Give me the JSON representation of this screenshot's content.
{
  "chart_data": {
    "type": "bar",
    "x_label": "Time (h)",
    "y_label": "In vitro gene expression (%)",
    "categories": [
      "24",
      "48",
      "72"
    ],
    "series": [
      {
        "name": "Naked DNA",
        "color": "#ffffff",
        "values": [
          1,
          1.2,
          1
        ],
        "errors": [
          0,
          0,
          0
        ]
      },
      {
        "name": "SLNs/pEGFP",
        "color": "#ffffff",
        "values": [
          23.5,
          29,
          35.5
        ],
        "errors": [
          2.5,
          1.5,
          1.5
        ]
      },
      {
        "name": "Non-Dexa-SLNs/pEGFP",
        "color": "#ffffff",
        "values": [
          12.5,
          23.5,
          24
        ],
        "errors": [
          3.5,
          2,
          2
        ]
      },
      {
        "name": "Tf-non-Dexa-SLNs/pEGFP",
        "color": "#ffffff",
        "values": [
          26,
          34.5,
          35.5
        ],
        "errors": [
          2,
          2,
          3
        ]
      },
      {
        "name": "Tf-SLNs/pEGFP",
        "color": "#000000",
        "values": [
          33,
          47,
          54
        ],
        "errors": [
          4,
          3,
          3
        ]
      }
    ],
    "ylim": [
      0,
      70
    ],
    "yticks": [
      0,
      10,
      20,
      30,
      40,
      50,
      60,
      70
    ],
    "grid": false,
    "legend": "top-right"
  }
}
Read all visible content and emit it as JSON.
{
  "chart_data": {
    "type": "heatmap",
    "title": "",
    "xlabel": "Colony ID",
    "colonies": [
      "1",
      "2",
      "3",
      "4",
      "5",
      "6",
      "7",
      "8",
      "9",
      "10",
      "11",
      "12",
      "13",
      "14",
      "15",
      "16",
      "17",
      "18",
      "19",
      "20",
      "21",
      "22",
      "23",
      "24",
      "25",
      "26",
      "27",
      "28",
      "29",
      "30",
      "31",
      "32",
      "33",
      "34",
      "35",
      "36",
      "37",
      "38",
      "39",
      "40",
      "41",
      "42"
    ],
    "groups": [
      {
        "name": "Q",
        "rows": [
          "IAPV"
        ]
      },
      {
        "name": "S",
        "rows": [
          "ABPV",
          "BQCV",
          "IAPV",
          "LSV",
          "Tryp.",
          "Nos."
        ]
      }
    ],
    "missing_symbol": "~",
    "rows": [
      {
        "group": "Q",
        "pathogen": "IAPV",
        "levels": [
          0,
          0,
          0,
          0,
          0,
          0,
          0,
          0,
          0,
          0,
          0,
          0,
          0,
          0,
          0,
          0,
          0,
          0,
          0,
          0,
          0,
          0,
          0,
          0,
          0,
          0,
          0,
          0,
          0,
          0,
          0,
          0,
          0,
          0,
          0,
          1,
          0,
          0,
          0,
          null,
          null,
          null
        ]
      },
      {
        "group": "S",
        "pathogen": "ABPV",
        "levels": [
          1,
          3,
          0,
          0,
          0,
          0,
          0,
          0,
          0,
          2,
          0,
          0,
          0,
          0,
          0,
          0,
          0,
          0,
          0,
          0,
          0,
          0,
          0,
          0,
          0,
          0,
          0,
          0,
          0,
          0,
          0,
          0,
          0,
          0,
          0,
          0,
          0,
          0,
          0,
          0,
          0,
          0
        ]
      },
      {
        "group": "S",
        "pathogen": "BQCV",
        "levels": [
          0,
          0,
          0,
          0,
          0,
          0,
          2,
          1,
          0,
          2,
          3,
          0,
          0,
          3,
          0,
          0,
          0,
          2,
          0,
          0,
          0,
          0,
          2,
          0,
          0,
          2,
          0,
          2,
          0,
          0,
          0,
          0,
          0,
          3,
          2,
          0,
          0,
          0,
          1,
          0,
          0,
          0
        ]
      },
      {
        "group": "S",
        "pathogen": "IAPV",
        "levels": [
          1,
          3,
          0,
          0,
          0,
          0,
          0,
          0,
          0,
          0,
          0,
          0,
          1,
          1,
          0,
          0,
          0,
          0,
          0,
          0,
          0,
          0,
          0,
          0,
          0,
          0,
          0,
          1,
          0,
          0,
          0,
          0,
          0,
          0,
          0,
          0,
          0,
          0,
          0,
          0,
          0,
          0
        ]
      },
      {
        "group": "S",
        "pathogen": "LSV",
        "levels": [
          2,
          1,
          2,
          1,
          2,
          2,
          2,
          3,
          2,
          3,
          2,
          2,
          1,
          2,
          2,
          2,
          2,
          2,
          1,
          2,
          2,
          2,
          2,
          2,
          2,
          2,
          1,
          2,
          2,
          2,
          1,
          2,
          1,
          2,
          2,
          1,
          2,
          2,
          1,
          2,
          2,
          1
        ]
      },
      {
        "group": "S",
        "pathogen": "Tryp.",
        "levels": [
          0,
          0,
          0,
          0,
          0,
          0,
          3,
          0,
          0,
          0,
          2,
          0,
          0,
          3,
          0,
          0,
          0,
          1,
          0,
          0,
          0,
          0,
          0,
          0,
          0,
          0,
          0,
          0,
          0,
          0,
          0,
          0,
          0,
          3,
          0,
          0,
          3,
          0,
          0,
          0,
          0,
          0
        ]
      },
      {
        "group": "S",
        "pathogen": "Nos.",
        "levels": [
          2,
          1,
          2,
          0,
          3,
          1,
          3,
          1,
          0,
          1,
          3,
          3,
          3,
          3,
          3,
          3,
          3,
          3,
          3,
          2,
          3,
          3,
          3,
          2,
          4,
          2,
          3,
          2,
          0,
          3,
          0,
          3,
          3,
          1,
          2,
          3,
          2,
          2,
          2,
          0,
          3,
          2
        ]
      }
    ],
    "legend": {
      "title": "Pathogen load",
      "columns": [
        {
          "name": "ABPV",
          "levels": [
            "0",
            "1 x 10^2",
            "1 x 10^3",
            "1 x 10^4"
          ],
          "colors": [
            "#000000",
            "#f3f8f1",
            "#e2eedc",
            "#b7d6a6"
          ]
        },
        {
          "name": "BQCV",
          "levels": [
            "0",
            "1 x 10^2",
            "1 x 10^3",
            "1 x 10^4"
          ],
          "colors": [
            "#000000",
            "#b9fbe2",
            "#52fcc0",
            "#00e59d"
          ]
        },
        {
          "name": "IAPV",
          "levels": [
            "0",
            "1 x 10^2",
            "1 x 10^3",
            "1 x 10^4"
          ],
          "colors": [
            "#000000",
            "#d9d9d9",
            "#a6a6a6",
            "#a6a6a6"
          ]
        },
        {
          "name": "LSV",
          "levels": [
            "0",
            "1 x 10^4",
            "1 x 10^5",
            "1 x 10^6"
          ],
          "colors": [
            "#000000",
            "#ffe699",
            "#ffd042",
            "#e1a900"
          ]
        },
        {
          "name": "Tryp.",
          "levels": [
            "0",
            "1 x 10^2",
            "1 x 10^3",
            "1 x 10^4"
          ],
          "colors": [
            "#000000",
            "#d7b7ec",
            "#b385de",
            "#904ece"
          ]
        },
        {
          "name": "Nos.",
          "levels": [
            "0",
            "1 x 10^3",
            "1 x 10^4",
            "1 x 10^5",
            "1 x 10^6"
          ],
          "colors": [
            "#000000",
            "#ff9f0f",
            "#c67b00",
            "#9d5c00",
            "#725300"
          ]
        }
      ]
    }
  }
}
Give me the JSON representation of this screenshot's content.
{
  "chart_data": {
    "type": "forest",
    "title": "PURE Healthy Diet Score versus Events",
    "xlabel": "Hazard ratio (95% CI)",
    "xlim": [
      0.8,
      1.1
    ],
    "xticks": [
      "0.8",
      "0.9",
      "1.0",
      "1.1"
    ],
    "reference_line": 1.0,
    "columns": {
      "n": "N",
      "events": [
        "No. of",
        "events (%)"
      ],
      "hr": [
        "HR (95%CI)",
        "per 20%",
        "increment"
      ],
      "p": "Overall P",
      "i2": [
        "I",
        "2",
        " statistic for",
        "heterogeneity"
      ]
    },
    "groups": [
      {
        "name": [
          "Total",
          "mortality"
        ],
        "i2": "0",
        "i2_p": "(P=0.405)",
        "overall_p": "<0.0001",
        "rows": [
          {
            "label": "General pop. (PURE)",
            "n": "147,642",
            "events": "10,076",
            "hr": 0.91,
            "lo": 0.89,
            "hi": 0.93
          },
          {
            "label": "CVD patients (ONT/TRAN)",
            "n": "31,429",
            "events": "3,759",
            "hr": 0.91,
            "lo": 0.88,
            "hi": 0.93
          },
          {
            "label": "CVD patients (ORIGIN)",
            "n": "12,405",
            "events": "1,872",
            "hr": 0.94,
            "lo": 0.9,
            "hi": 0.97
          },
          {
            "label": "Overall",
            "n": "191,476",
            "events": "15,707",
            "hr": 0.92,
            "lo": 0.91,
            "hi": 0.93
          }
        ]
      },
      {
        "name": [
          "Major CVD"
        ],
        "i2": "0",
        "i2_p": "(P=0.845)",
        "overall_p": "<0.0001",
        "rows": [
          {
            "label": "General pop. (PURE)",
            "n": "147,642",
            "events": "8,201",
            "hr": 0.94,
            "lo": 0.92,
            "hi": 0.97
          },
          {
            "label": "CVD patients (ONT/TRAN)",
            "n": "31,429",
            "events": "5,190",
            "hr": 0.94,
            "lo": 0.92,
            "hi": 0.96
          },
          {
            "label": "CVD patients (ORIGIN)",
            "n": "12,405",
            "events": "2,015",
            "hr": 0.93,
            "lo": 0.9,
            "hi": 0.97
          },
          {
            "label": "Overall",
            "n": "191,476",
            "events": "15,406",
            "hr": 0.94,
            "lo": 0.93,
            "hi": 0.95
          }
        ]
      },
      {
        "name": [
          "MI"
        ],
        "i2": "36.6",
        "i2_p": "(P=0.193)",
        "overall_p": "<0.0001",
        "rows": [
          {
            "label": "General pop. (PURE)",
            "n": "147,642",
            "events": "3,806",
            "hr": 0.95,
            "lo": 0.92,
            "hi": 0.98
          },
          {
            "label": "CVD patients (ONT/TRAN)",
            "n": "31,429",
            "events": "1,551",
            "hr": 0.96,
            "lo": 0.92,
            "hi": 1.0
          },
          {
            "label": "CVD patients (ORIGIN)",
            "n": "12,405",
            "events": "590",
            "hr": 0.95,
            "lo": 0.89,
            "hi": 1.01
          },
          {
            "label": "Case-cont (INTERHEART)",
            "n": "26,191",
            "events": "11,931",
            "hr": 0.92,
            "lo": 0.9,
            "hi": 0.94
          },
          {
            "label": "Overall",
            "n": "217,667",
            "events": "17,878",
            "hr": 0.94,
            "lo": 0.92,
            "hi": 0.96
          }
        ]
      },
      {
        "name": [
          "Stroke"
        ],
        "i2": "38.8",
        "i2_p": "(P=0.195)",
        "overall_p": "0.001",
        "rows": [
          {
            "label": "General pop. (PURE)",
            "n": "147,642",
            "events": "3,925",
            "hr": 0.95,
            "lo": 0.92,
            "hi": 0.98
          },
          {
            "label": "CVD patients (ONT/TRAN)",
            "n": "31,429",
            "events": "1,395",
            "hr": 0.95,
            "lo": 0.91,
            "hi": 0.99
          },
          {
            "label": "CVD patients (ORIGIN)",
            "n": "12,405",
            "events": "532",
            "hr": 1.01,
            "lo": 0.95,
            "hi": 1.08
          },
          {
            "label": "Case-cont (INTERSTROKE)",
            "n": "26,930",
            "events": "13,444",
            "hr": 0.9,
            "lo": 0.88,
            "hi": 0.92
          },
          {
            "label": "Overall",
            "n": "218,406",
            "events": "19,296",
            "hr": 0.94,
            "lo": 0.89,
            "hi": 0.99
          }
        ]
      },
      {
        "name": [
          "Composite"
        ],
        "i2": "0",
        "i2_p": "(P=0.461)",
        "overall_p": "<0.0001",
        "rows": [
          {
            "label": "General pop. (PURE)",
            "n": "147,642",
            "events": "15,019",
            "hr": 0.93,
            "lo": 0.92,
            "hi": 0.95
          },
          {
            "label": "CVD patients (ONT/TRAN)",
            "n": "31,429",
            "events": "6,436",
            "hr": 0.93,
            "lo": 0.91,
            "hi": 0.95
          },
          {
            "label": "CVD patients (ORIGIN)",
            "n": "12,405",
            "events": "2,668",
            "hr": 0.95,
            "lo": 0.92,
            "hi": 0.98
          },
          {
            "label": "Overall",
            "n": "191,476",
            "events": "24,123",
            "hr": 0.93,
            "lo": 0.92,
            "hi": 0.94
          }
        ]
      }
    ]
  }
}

** EXERCISE GOAL **
Work out how many lines in the records above contain the word "Dexa", and give only that number.

** OUTPUT OF THE EXERCISE **
2